- 課題一覧:
1. 次の(a)〜(c)が更年期についての文章の内容と合っているか、それぞれ「はい」か「いいえ」で答え、決め手となる本文の言葉をそのまま引用してください。(a) 更年期は女性が50歳前後で迎える。(b) 漢方の考え方の歴史は100年ほどである。(c) 不調の背景には女性ホルモンの急激な減少による自律神経の乱れがある。
2. 更年期についての文章を、最後の文のあとから書き継いでください。

- 抜粋文:

* * * * * * * * *

女性が50歳前後になると迎える「更年期」。
体だけでなく心にもさまざまな変化が起こり、「老化」という言葉に敏感になる人も少なくありません。
物忘れや集中力の低下、意欲の減退、不安や不眠に悩むなど、「自分はこんなに弱かったのか」と感じることもあります。
代表的なホットフラッシュ(発汗やのぼせ)だけでなく、手足の冷えや体調不良を訴える人も増えています。
背景には女性ホルモンの急激な減少による自律神経の乱れがあります。

漢方では、女性ホルモンの働きを「腎陰・腎精」の不足ととらえ、体と心のバランスの崩れが不調の原因と考えます。
2000年以上の歴史を持つこの考え方は、西洋医学との共通点も多く、漢方薬の効果が科学的に説明されつつあります。

Tさん(50代)は、更年期に子どもの就職活動や親の介護、仕事の悩みが重なり、動悸や不眠、のぼせ、意欲の低下に苦しみました。夜は眠れず、日中も仕事のミスが増え、生活に支障をきたしました。

* * * * * * * * *

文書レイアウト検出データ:
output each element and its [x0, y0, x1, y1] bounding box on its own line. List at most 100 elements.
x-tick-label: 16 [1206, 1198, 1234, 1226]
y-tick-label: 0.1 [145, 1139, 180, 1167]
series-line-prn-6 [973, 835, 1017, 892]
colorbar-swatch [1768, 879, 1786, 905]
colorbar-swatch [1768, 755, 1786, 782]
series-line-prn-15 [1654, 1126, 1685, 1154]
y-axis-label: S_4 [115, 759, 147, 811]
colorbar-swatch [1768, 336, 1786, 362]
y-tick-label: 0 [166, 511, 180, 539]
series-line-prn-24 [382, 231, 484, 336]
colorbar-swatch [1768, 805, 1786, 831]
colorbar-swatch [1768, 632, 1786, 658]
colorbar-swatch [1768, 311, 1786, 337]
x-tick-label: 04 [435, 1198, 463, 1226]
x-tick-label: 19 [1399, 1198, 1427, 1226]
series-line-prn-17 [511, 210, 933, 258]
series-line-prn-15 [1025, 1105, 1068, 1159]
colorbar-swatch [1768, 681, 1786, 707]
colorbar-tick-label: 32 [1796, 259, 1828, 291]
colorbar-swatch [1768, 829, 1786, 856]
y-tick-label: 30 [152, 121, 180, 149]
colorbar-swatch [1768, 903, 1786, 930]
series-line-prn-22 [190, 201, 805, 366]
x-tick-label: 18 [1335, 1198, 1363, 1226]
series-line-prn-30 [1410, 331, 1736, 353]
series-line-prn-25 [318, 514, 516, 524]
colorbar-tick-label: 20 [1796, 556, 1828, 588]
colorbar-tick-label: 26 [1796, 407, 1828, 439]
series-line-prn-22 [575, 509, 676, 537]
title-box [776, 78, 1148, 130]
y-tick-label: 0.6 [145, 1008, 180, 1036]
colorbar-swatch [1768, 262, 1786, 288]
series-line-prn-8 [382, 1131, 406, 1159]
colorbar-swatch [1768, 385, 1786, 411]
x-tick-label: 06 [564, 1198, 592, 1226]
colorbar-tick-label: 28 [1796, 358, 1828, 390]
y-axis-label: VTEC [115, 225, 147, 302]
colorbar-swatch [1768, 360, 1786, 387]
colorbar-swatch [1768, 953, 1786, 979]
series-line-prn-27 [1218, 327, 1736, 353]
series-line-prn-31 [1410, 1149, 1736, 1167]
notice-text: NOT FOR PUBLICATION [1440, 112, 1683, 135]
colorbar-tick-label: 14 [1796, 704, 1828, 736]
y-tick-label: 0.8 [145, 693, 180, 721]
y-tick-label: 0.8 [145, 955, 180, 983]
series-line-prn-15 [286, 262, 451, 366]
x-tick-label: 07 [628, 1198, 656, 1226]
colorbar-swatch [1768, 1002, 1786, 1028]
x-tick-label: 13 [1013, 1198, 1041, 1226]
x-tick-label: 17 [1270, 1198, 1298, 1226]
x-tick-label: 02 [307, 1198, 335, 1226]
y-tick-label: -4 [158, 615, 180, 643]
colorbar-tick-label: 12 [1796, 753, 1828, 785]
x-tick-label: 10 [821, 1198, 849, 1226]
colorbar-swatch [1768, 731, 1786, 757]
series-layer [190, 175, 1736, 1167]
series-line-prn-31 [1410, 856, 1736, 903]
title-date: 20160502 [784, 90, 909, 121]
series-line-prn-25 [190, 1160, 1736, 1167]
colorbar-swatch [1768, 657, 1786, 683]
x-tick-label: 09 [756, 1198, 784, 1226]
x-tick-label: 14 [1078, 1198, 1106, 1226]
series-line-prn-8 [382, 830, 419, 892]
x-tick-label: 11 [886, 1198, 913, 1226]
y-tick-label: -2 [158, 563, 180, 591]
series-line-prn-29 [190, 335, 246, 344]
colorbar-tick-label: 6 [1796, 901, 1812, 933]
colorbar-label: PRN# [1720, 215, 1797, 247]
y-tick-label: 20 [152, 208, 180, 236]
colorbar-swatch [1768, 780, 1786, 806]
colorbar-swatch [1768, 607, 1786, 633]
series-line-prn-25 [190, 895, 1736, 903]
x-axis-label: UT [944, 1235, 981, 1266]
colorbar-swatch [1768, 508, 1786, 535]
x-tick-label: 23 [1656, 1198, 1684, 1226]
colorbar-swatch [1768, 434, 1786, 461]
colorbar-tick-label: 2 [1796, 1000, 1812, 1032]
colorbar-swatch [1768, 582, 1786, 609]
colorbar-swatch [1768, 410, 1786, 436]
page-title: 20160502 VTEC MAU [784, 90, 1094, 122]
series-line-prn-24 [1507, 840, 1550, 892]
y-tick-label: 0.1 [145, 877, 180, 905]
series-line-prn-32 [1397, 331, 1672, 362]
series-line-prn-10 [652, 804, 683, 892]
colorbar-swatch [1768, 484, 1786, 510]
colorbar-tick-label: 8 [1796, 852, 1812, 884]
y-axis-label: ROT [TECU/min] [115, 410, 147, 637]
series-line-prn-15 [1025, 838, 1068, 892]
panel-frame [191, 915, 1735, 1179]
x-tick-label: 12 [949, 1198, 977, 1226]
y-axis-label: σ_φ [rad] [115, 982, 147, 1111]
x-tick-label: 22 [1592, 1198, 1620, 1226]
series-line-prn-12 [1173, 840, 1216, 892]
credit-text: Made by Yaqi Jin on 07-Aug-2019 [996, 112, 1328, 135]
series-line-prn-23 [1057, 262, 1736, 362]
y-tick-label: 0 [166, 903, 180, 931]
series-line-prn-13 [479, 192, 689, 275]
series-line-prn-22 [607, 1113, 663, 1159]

* * * * * * * * *

- 解答例:
1.
(a) はい。「女性が50歳前後になると迎える「更年期」」
(b) いいえ。「2000年以上の歴史を持つこの考え方」
(c) はい。「背景には女性ホルモンの急激な減少による自律神経の乱れがあります」

2.
漢方では「腎の水」が不足し、「肝の気」の流れが滞ると「熱」が生まれ、心の興奮(火)が冷めず、不眠や動悸が起きると考えます。

Tさんには、心の熱を鎮め、腎の水を補い、血の流れを整える漢方薬を提案しました。
まずは睡眠の改善に取り組んだ結果、次第に眠れるようになり、不安も軽減。動悸も少しずつ減り、ホットフラッシュも和らぎ、季節の変化とともに症状も落ち着いていきました。

更年期の治療ではホルモン療法もありますが、漢方薬による体質改善も有効な選択肢です。ホルモン療法が難しい方にも、無理なく自然に過ごせる支えとなるでしょう。